::: ENTRIES SHOWN :::

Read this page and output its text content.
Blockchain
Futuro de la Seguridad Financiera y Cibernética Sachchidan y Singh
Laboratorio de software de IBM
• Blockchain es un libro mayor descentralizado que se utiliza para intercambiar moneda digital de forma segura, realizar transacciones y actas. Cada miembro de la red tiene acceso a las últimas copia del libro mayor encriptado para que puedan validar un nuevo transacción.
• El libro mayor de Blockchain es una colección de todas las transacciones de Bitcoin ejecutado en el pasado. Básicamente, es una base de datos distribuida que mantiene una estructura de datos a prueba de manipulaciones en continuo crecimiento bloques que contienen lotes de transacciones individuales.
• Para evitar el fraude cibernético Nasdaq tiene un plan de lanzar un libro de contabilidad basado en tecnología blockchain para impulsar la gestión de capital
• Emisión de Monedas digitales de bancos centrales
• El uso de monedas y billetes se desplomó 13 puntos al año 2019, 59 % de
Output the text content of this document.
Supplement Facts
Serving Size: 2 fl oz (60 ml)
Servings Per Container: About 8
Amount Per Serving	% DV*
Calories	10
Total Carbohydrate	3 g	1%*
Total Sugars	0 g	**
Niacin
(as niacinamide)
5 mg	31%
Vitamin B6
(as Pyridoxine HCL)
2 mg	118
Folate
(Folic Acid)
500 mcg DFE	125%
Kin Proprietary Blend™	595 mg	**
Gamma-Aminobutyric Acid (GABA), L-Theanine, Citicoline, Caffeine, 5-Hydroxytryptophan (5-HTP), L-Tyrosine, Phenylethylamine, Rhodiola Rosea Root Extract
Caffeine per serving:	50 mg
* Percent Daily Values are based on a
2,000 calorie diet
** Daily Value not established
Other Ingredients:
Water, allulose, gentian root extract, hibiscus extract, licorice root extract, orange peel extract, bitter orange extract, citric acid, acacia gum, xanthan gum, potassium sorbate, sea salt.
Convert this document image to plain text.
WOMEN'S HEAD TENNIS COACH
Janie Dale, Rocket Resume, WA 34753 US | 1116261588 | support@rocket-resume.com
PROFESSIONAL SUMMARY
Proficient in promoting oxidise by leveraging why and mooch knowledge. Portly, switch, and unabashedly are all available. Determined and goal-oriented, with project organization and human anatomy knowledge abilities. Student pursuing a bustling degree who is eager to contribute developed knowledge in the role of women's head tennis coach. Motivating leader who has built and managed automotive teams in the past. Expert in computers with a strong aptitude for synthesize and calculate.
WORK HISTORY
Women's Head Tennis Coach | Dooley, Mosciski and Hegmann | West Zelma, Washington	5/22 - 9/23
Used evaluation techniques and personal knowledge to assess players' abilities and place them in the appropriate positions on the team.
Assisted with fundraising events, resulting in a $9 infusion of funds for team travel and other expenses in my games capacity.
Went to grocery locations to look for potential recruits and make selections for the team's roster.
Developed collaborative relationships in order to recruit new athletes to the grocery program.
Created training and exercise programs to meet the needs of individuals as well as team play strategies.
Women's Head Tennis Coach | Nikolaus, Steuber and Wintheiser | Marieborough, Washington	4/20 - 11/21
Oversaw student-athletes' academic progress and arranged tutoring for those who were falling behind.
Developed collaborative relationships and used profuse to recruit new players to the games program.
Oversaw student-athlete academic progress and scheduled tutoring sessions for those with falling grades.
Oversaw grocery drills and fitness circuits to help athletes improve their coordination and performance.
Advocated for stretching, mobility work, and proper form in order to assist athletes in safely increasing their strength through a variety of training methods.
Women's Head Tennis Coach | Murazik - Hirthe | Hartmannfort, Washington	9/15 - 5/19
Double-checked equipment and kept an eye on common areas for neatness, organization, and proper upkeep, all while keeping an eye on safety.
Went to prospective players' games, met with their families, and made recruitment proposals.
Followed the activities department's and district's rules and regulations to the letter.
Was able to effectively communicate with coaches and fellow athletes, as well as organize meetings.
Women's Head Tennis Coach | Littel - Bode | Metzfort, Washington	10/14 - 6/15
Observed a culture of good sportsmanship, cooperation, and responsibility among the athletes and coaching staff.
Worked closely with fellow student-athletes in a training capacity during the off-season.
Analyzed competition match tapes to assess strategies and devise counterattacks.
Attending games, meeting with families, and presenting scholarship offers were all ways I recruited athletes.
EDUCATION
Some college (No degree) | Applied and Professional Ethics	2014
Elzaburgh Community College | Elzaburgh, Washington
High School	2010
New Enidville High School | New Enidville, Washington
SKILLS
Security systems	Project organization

:::

### PROBLEM DESCRIPTION
Write out every line exactly as it stands.

### SOLUTION
Read this page and output its text content.
Blockchain
Futuro de la Seguridad Financiera y Cibernética Sachchidan y Singh
Laboratorio de software de IBM
• Blockchain es un libro mayor descentralizado que se utiliza para intercambiar moneda digital de forma segura, realizar transacciones y actas. Cada miembro de la red tiene acceso a las últimas copia del libro mayor encriptado para que puedan validar un nuevo transacción.
• El libro mayor de Blockchain es una colección de todas las transacciones de Bitcoin ejecutado en el pasado. Básicamente, es una base de datos distribuida que mantiene una estructura de datos a prueba de manipulaciones en continuo crecimiento bloques que contienen lotes de transacciones individuales.
• Para evitar el fraude cibernético Nasdaq tiene un plan de lanzar un libro de contabilidad basado en tecnología blockchain para impulsar la gestión de capital
• Emisión de Monedas digitales de bancos centrales
• El uso de monedas y billetes se desplomó 13 puntos al año 2019, 59 % de
Output the text content of this document.
Supplement Facts
Serving Size: 2 fl oz (60 ml)
Servings Per Container: About 8
Amount Per Serving	% DV*
Calories	10
Total Carbohydrate	3 g	1%*
Total Sugars	0 g	**
Niacin
(as niacinamide)
5 mg	31%
Vitamin B6
(as Pyridoxine HCL)
2 mg	118
Folate
(Folic Acid)
500 mcg DFE	125%
Kin Proprietary Blend™	595 mg	**
Gamma-Aminobutyric Acid (GABA), L-Theanine, Citicoline, Caffeine, 5-Hydroxytryptophan (5-HTP), L-Tyrosine, Phenylethylamine, Rhodiola Rosea Root Extract
Caffeine per serving:	50 mg
* Percent Daily Values are based on a
2,000 calorie diet
** Daily Value not established
Other Ingredients:
Water, allulose, gentian root extract, hibiscus extract, licorice root extract, orange peel extract, bitter orange extract, citric acid, acacia gum, xanthan gum, potassium sorbate, sea salt.
Convert this document image to plain text.
WOMEN'S HEAD TENNIS COACH
Janie Dale, Rocket Resume, WA 34753 US | 1116261588 | support@rocket-resume.com
PROFESSIONAL SUMMARY
Proficient in promoting oxidise by leveraging why and mooch knowledge. Portly, switch, and unabashedly are all available. Determined and goal-oriented, with project organization and human anatomy knowledge abilities. Student pursuing a bustling degree who is eager to contribute developed knowledge in the role of women's head tennis coach. Motivating leader who has built and managed automotive teams in the past. Expert in computers with a strong aptitude for synthesize and calculate.
WORK HISTORY
Women's Head Tennis Coach | Dooley, Mosciski and Hegmann | West Zelma, Washington	5/22 - 9/23
Used evaluation techniques and personal knowledge to assess players' abilities and place them in the appropriate positions on the team.
Assisted with fundraising events, resulting in a $9 infusion of funds for team travel and other expenses in my games capacity.
Went to grocery locations to look for potential recruits and make selections for the team's roster.
Developed collaborative relationships in order to recruit new athletes to the grocery program.
Created training and exercise programs to meet the needs of individuals as well as team play strategies.
Women's Head Tennis Coach | Nikolaus, Steuber and Wintheiser | Marieborough, Washington	4/20 - 11/21
Oversaw student-athletes' academic progress and arranged tutoring for those who were falling behind.
Developed collaborative relationships and used profuse to recruit new players to the games program.
Oversaw student-athlete academic progress and scheduled tutoring sessions for those with falling grades.
Oversaw grocery drills and fitness circuits to help athletes improve their coordination and performance.
Advocated for stretching, mobility work, and proper form in order to assist athletes in safely increasing their strength through a variety of training methods.
Women's Head Tennis Coach | Murazik - Hirthe | Hartmannfort, Washington	9/15 - 5/19
Double-checked equipment and kept an eye on common areas for neatness, organization, and proper upkeep, all while keeping an eye on safety.
Went to prospective players' games, met with their families, and made recruitment proposals.
Followed the activities department's and district's rules and regulations to the letter.
Was able to effectively communicate with coaches and fellow athletes, as well as organize meetings.
Women's Head Tennis Coach | Littel - Bode | Metzfort, Washington	10/14 - 6/15
Observed a culture of good sportsmanship, cooperation, and responsibility among the athletes and coaching staff.
Worked closely with fellow student-athletes in a training capacity during the off-season.
Analyzed competition match tapes to assess strategies and devise counterattacks.
Attending games, meeting with families, and presenting scholarship offers were all ways I recruited athletes.
EDUCATION
Some college (No degree) | Applied and Professional Ethics	2014
Elzaburgh Community College | Elzaburgh, Washington
High School	2010
New Enidville High School | New Enidville, Washington
SKILLS
Security systems	Project organization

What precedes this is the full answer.